> [Exercise input]
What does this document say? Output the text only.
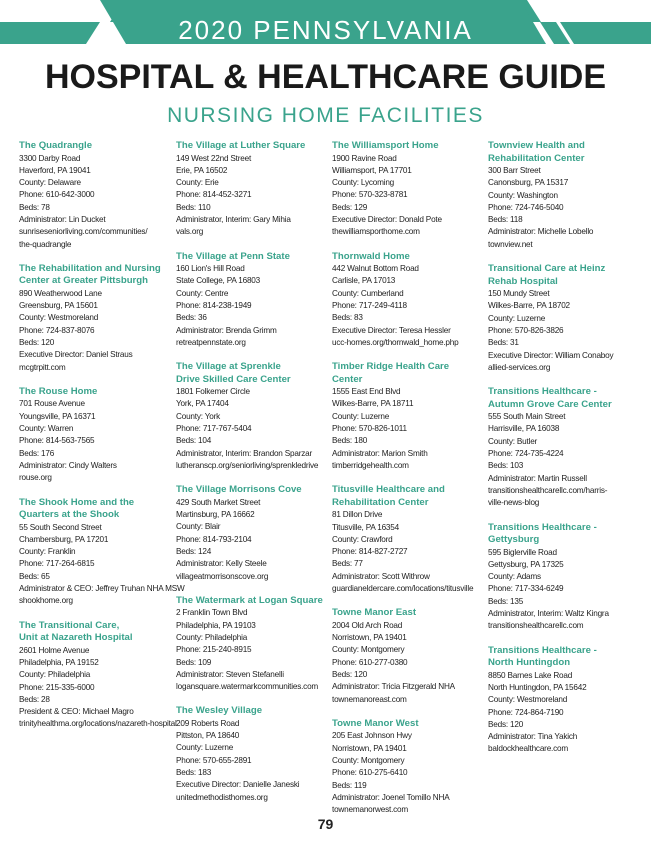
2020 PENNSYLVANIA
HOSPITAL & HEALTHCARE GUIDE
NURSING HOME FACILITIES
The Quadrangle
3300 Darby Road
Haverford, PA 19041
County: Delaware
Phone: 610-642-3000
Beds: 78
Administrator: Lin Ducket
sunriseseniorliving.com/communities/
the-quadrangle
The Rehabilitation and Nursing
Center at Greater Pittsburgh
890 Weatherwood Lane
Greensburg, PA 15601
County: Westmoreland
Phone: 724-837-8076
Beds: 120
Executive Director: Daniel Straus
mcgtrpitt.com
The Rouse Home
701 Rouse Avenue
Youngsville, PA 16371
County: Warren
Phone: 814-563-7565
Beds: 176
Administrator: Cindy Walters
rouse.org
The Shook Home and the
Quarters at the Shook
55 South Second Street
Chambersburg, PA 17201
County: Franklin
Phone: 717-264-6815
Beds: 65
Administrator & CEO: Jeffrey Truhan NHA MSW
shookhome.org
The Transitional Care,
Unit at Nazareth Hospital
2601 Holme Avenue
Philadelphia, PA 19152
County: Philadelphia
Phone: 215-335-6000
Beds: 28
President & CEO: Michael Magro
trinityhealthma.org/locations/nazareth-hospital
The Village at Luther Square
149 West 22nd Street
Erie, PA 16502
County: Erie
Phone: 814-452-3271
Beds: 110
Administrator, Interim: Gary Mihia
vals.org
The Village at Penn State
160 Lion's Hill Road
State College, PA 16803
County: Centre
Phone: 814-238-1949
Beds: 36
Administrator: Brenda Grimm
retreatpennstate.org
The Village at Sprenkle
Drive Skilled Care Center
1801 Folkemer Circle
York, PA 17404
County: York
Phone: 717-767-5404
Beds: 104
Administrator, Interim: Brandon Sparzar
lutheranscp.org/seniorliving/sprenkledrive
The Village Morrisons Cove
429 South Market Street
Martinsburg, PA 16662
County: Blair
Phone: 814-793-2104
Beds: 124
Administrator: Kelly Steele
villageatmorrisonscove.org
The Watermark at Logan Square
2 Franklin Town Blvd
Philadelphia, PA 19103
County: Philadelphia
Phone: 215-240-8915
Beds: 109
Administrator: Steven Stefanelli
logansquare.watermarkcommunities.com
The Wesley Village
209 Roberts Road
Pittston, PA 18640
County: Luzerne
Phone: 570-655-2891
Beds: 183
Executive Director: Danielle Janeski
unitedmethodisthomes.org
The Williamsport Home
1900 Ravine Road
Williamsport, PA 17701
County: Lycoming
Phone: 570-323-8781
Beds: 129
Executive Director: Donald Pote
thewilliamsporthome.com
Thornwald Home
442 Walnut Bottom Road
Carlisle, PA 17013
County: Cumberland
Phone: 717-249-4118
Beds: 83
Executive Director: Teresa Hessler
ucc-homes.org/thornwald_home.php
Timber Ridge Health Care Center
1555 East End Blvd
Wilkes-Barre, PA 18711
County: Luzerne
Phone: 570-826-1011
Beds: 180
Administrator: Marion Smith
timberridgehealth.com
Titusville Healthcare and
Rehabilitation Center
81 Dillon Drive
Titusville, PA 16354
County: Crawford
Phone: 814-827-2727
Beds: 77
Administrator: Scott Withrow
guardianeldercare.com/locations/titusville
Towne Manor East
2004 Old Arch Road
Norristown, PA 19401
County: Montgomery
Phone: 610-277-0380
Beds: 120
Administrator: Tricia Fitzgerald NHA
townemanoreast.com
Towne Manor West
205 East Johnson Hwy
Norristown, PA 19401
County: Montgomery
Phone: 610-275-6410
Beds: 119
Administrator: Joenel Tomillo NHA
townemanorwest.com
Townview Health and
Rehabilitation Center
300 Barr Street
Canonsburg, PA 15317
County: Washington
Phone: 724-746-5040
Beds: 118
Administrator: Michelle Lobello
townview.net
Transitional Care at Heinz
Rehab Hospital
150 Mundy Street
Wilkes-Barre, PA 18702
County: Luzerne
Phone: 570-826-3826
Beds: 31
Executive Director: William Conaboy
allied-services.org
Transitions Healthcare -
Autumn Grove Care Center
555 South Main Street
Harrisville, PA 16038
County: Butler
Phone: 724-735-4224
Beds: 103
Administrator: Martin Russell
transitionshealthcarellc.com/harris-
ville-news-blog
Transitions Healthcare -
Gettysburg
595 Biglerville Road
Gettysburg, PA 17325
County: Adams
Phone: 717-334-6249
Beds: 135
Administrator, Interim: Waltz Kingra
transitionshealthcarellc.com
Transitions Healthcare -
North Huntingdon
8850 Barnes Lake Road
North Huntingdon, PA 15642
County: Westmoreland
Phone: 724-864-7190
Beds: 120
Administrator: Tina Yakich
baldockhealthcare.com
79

> [Task brief] Strip out the pictures and quote the remaining data word for word.

> [Finished exercise]
What does this document say? Output the text only.
2020 PENNSYLVANIA
HOSPITAL & HEALTHCARE GUIDE
NURSING HOME FACILITIES
The Quadrangle
3300 Darby Road
Haverford, PA 19041
County: Delaware
Phone: 610-642-3000
Beds: 78
Administrator: Lin Ducket
sunriseseniorliving.com/communities/
the-quadrangle
The Rehabilitation and Nursing
Center at Greater Pittsburgh
890 Weatherwood Lane
Greensburg, PA 15601
County: Westmoreland
Phone: 724-837-8076
Beds: 120
Executive Director: Daniel Straus
mcgtrpitt.com
The Rouse Home
701 Rouse Avenue
Youngsville, PA 16371
County: Warren
Phone: 814-563-7565
Beds: 176
Administrator: Cindy Walters
rouse.org
The Shook Home and the
Quarters at the Shook
55 South Second Street
Chambersburg, PA 17201
County: Franklin
Phone: 717-264-6815
Beds: 65
Administrator & CEO: Jeffrey Truhan NHA MSW
shookhome.org
The Transitional Care,
Unit at Nazareth Hospital
2601 Holme Avenue
Philadelphia, PA 19152
County: Philadelphia
Phone: 215-335-6000
Beds: 28
President & CEO: Michael Magro
trinityhealthma.org/locations/nazareth-hospital
The Village at Luther Square
149 West 22nd Street
Erie, PA 16502
County: Erie
Phone: 814-452-3271
Beds: 110
Administrator, Interim: Gary Mihia
vals.org
The Village at Penn State
160 Lion's Hill Road
State College, PA 16803
County: Centre
Phone: 814-238-1949
Beds: 36
Administrator: Brenda Grimm
retreatpennstate.org
The Village at Sprenkle
Drive Skilled Care Center
1801 Folkemer Circle
York, PA 17404
County: York
Phone: 717-767-5404
Beds: 104
Administrator, Interim: Brandon Sparzar
lutheranscp.org/seniorliving/sprenkledrive
The Village Morrisons Cove
429 South Market Street
Martinsburg, PA 16662
County: Blair
Phone: 814-793-2104
Beds: 124
Administrator: Kelly Steele
villageatmorrisonscove.org
The Watermark at Logan Square
2 Franklin Town Blvd
Philadelphia, PA 19103
County: Philadelphia
Phone: 215-240-8915
Beds: 109
Administrator: Steven Stefanelli
logansquare.watermarkcommunities.com
The Wesley Village
209 Roberts Road
Pittston, PA 18640
County: Luzerne
Phone: 570-655-2891
Beds: 183
Executive Director: Danielle Janeski
unitedmethodisthomes.org
The Williamsport Home
1900 Ravine Road
Williamsport, PA 17701
County: Lycoming
Phone: 570-323-8781
Beds: 129
Executive Director: Donald Pote
thewilliamsporthome.com
Thornwald Home
442 Walnut Bottom Road
Carlisle, PA 17013
County: Cumberland
Phone: 717-249-4118
Beds: 83
Executive Director: Teresa Hessler
ucc-homes.org/thornwald_home.php
Timber Ridge Health Care Center
1555 East End Blvd
Wilkes-Barre, PA 18711
County: Luzerne
Phone: 570-826-1011
Beds: 180
Administrator: Marion Smith
timberridgehealth.com
Titusville Healthcare and
Rehabilitation Center
81 Dillon Drive
Titusville, PA 16354
County: Crawford
Phone: 814-827-2727
Beds: 77
Administrator: Scott Withrow
guardianeldercare.com/locations/titusville
Towne Manor East
2004 Old Arch Road
Norristown, PA 19401
County: Montgomery
Phone: 610-277-0380
Beds: 120
Administrator: Tricia Fitzgerald NHA
townemanoreast.com
Towne Manor West
205 East Johnson Hwy
Norristown, PA 19401
County: Montgomery
Phone: 610-275-6410
Beds: 119
Administrator: Joenel Tomillo NHA
townemanorwest.com
Townview Health and
Rehabilitation Center
300 Barr Street
Canonsburg, PA 15317
County: Washington
Phone: 724-746-5040
Beds: 118
Administrator: Michelle Lobello
townview.net
Transitional Care at Heinz
Rehab Hospital
150 Mundy Street
Wilkes-Barre, PA 18702
County: Luzerne
Phone: 570-826-3826
Beds: 31
Executive Director: William Conaboy
allied-services.org
Transitions Healthcare -
Autumn Grove Care Center
555 South Main Street
Harrisville, PA 16038
County: Butler
Phone: 724-735-4224
Beds: 103
Administrator: Martin Russell
transitionshealthcarellc.com/harris-
ville-news-blog
Transitions Healthcare -
Gettysburg
595 Biglerville Road
Gettysburg, PA 17325
County: Adams
Phone: 717-334-6249
Beds: 135
Administrator, Interim: Waltz Kingra
transitionshealthcarellc.com
Transitions Healthcare -
North Huntingdon
8850 Barnes Lake Road
North Huntingdon, PA 15642
County: Westmoreland
Phone: 724-864-7190
Beds: 120
Administrator: Tina Yakich
baldockhealthcare.com
79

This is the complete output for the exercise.